» **Reading passage**:
────────

These are the key concepts you need to understand to accurately answer the question.

Initial Velocity Components
When dealing with projectile motion, the initial velocity is not directed entirely horizontally or vertically. It's split into two essential components: horizontal and vertical. This is foundational when catching a projectile like a golf ball flying through the air.
  • The **horizontal component** of velocity, represented by \(v_x\), is calculated using the cosine of the launch angle. For the golf ball, this means \(v_x = 90 \times \cos(30^{\circ})\) which simplifies to approximately **77.94 ft/sec**.
  • The **vertical component**, \(v_y\), is determined using the sine of the launch angle. So, \(v_y = 90 \times \sin(30^{\circ})\) equals **45 ft/sec**.
Understanding these components allows us to analyze how far and how high the golf ball will travel.
Horizontal Motion
Horizontal motion refers to how the projectile moves across the ground.

────────

» **Stored records**:
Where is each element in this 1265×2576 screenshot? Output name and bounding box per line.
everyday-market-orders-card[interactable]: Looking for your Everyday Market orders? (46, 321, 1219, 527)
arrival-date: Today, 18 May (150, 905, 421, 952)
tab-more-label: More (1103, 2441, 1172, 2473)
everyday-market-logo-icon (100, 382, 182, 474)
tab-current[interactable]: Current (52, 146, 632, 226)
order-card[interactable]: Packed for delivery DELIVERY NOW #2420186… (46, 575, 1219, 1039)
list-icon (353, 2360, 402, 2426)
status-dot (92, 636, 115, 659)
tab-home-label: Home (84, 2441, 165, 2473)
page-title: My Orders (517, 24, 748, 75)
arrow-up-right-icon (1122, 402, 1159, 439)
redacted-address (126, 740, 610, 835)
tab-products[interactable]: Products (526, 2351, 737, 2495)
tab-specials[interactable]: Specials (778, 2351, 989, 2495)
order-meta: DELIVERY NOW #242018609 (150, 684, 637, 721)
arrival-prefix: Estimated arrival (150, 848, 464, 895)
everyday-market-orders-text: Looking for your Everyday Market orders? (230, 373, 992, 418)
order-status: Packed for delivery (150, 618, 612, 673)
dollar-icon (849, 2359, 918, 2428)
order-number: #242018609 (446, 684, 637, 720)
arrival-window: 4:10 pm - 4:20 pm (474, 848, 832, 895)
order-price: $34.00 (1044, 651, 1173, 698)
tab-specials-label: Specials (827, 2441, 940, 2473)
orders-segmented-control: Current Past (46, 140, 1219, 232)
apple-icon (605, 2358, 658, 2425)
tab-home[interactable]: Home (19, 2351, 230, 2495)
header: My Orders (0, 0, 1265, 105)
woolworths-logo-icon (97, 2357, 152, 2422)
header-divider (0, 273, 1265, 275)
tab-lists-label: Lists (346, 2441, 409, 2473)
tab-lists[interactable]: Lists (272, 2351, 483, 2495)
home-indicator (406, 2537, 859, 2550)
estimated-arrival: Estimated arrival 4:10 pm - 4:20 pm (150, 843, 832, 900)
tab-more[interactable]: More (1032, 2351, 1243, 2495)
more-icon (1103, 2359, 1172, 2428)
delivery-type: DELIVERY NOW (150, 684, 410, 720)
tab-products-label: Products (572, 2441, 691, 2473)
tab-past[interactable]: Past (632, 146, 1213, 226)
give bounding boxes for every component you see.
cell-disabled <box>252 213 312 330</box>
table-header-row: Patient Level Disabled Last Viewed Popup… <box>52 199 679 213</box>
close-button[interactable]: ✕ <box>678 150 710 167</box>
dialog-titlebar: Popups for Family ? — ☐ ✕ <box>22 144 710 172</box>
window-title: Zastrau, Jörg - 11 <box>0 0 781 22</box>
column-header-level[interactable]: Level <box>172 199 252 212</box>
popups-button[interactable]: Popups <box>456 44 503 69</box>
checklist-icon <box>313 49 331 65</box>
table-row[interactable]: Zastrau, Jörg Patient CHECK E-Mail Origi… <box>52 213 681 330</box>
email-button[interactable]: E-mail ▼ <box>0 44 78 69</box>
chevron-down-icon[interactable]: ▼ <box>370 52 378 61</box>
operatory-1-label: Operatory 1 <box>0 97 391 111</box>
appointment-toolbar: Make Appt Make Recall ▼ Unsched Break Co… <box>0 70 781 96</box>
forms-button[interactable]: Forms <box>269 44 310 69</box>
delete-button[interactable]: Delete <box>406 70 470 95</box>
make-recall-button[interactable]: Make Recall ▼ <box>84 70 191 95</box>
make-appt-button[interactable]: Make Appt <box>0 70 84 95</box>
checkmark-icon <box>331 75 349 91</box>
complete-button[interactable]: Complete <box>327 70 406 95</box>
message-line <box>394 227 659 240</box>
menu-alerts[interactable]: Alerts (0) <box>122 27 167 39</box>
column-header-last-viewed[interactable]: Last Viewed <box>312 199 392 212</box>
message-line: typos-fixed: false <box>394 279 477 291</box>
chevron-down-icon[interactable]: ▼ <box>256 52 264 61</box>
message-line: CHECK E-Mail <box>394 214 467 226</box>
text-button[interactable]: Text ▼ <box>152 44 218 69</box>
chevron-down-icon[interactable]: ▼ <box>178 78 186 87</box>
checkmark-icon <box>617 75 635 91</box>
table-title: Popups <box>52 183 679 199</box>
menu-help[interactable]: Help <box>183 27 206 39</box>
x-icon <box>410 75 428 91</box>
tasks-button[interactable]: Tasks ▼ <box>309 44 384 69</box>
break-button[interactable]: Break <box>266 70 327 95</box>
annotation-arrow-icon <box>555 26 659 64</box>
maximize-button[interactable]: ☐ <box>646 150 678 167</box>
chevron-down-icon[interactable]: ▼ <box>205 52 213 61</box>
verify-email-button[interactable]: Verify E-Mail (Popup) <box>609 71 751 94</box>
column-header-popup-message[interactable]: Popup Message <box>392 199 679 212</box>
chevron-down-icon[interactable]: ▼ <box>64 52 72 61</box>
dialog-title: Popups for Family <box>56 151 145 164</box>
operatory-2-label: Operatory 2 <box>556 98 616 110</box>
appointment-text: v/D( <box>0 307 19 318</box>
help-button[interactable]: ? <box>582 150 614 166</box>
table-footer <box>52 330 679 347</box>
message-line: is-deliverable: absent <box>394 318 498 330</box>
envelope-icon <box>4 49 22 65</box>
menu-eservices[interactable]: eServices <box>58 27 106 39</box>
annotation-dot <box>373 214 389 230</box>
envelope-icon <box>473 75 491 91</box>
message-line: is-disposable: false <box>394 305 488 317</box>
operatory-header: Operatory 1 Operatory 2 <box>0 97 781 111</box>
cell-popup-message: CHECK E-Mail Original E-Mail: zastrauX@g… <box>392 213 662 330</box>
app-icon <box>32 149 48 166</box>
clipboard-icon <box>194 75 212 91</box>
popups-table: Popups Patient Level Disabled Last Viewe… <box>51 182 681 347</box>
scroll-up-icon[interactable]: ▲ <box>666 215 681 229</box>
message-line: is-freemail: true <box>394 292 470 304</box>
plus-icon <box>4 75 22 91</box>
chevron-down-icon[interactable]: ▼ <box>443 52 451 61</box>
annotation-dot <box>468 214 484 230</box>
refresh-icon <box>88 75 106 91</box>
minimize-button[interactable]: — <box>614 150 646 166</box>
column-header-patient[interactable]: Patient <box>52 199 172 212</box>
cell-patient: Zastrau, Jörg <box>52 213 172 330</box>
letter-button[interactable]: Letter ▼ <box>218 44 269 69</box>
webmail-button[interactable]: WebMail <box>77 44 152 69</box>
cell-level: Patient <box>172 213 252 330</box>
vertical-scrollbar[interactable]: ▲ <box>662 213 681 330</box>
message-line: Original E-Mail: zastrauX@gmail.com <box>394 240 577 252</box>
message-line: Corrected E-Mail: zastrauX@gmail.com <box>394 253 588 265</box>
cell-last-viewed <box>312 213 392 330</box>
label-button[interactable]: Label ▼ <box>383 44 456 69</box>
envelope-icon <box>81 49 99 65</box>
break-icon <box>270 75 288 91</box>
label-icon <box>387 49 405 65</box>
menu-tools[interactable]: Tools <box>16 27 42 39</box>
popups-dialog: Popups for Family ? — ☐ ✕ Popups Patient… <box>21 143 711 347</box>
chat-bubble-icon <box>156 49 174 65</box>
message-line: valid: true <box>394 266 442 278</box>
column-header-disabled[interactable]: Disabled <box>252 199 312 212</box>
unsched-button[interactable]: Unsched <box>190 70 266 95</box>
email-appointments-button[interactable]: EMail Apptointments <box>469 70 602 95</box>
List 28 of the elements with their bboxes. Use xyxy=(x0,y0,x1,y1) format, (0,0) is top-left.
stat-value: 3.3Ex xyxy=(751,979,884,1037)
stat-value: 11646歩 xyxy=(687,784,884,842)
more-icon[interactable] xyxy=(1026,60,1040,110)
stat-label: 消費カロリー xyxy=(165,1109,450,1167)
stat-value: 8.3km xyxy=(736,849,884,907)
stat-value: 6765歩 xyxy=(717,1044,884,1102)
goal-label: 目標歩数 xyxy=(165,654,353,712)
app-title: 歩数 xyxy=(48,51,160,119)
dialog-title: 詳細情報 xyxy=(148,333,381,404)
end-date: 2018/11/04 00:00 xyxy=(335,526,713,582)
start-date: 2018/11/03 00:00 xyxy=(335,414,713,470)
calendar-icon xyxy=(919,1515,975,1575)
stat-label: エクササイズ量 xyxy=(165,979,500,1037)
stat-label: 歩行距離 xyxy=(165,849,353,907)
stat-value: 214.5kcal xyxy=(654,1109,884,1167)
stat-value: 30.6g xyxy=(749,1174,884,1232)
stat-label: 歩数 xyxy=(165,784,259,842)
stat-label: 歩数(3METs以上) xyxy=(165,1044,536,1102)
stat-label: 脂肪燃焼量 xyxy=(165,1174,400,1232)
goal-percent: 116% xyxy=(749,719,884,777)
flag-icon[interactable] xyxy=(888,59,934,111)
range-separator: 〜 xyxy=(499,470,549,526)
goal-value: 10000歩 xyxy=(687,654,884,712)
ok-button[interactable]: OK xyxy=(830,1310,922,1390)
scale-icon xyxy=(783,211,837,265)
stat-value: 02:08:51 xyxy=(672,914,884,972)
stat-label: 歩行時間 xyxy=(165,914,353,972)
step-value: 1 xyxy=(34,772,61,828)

────────

» **Problems and tasks**:
1 > In the projectile motion text, what is the vertical component of the golf ball's initial velocity?
2 > Carry the projectile motion text forward from its last sentence.

» **Answers to the exercises**:
1 > 45 ft/sec

2 >
In our problem, the ball's horizontal motion is crucial to determine the time it takes to reach the tree.
Projectile motion assumes no air resistance, meaning the horizontal velocity component remains constant.
Using the formula \(t = \frac{d}{v_x}\), you substitute the ball's horizontal distance \(d = 135 \ \text{ft}\) and its horizontal velocity \(v_x = 77.94 \ \text{ft/sec}\).
Calculating this gives \(t \approx 1.73 \ \text{seconds}\), showing it takes approximately 1.73 seconds for the golf ball to travel horizontally to the tree.
Vertical Motion
Vertical motion involves analyzing the change in vertical position of the projectile over time. Unlike horizontal motion, vertical motion is affected by the acceleration due to gravity.
To find how high the golf ball will be when it reaches the tree, we use the formula for vertical motion: \[y = v_y t - \frac{1}{2} g t^2\] Substituting in \(v_y = 45\ \text{ft/sec}\), \(t = 1.73\ \text{sec}\), and \(g = 32.2\ \text{ft/sec}^2\), you calculate \(y \approx 78.42\ \text{ft}\).
This height shows that the ball is well above the 30-foot tree. The key aspect here is how gravity affects vertical motion, pulling the object down over time, despite its initial upward motion.
Acceleration Due to Gravity
Acceleration due to gravity is a constant \(g\), approximately **32.2 ft/sec²** on Earth. It's a crucial factor in vertical motion, impacting how the golf ball travels upwards and then descends.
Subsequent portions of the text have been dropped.